Records shown:
++++++++++++++++++++

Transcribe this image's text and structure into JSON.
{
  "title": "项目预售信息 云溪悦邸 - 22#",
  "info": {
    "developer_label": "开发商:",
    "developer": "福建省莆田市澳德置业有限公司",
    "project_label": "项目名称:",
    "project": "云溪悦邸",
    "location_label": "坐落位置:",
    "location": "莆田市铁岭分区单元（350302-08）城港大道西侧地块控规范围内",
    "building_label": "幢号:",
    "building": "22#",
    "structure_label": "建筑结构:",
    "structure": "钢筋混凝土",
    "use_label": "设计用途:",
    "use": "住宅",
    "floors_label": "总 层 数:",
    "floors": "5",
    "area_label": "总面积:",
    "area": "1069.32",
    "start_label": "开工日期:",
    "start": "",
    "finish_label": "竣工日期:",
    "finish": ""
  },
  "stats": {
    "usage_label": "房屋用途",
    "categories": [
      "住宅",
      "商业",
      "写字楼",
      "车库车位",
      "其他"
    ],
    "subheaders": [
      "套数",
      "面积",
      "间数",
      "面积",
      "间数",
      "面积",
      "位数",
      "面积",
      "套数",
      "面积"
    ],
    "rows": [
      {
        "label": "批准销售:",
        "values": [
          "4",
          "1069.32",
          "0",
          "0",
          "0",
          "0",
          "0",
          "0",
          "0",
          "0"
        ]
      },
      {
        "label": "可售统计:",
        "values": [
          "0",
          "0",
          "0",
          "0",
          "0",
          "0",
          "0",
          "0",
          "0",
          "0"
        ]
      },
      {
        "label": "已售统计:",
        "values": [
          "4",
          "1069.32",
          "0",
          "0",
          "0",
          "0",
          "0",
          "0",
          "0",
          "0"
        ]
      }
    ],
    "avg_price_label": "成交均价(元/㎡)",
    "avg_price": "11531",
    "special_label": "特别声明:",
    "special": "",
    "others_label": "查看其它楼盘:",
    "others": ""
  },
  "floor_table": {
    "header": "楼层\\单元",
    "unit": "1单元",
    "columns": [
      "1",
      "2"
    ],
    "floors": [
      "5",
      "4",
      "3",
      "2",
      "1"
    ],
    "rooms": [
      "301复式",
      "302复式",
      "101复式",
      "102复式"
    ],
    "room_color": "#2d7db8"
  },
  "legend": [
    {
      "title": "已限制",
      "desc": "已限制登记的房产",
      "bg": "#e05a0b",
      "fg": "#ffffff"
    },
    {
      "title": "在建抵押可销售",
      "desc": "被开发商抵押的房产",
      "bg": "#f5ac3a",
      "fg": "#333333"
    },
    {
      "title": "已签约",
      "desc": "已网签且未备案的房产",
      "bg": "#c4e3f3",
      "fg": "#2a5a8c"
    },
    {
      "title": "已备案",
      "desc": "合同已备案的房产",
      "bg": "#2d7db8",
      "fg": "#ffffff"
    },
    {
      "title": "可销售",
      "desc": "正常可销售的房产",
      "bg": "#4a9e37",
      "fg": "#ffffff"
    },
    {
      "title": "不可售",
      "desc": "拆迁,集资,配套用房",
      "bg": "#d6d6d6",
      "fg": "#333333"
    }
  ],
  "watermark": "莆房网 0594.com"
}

++++++++++++++++++++

Goal: Repeat every record, exactly as written.

Solution to the problem:
Transcribe this image's text and structure into JSON.
{
  "title": "项目预售信息 云溪悦邸 - 22#",
  "info": {
    "developer_label": "开发商:",
    "developer": "福建省莆田市澳德置业有限公司",
    "project_label": "项目名称:",
    "project": "云溪悦邸",
    "location_label": "坐落位置:",
    "location": "莆田市铁岭分区单元（350302-08）城港大道西侧地块控规范围内",
    "building_label": "幢号:",
    "building": "22#",
    "structure_label": "建筑结构:",
    "structure": "钢筋混凝土",
    "use_label": "设计用途:",
    "use": "住宅",
    "floors_label": "总 层 数:",
    "floors": "5",
    "area_label": "总面积:",
    "area": "1069.32",
    "start_label": "开工日期:",
    "start": "",
    "finish_label": "竣工日期:",
    "finish": ""
  },
  "stats": {
    "usage_label": "房屋用途",
    "categories": [
      "住宅",
      "商业",
      "写字楼",
      "车库车位",
      "其他"
    ],
    "subheaders": [
      "套数",
      "面积",
      "间数",
      "面积",
      "间数",
      "面积",
      "位数",
      "面积",
      "套数",
      "面积"
    ],
    "rows": [
      {
        "label": "批准销售:",
        "values": [
          "4",
          "1069.32",
          "0",
          "0",
          "0",
          "0",
          "0",
          "0",
          "0",
          "0"
        ]
      },
      {
        "label": "可售统计:",
        "values": [
          "0",
          "0",
          "0",
          "0",
          "0",
          "0",
          "0",
          "0",
          "0",
          "0"
        ]
      },
      {
        "label": "已售统计:",
        "values": [
          "4",
          "1069.32",
          "0",
          "0",
          "0",
          "0",
          "0",
          "0",
          "0",
          "0"
        ]
      }
    ],
    "avg_price_label": "成交均价(元/㎡)",
    "avg_price": "11531",
    "special_label": "特别声明:",
    "special": "",
    "others_label": "查看其它楼盘:",
    "others": ""
  },
  "floor_table": {
    "header": "楼层\\单元",
    "unit": "1单元",
    "columns": [
      "1",
      "2"
    ],
    "floors": [
      "5",
      "4",
      "3",
      "2",
      "1"
    ],
    "rooms": [
      "301复式",
      "302复式",
      "101复式",
      "102复式"
    ],
    "room_color": "#2d7db8"
  },
  "legend": [
    {
      "title": "已限制",
      "desc": "已限制登记的房产",
      "bg": "#e05a0b",
      "fg": "#ffffff"
    },
    {
      "title": "在建抵押可销售",
      "desc": "被开发商抵押的房产",
      "bg": "#f5ac3a",
      "fg": "#333333"
    },
    {
      "title": "已签约",
      "desc": "已网签且未备案的房产",
      "bg": "#c4e3f3",
      "fg": "#2a5a8c"
    },
    {
      "title": "已备案",
      "desc": "合同已备案的房产",
      "bg": "#2d7db8",
      "fg": "#ffffff"
    },
    {
      "title": "可销售",
      "desc": "正常可销售的房产",
      "bg": "#4a9e37",
      "fg": "#ffffff"
    },
    {
      "title": "不可售",
      "desc": "拆迁,集资,配套用房",
      "bg": "#d6d6d6",
      "fg": "#333333"
    }
  ],
  "watermark": "莆房网 0594.com"
}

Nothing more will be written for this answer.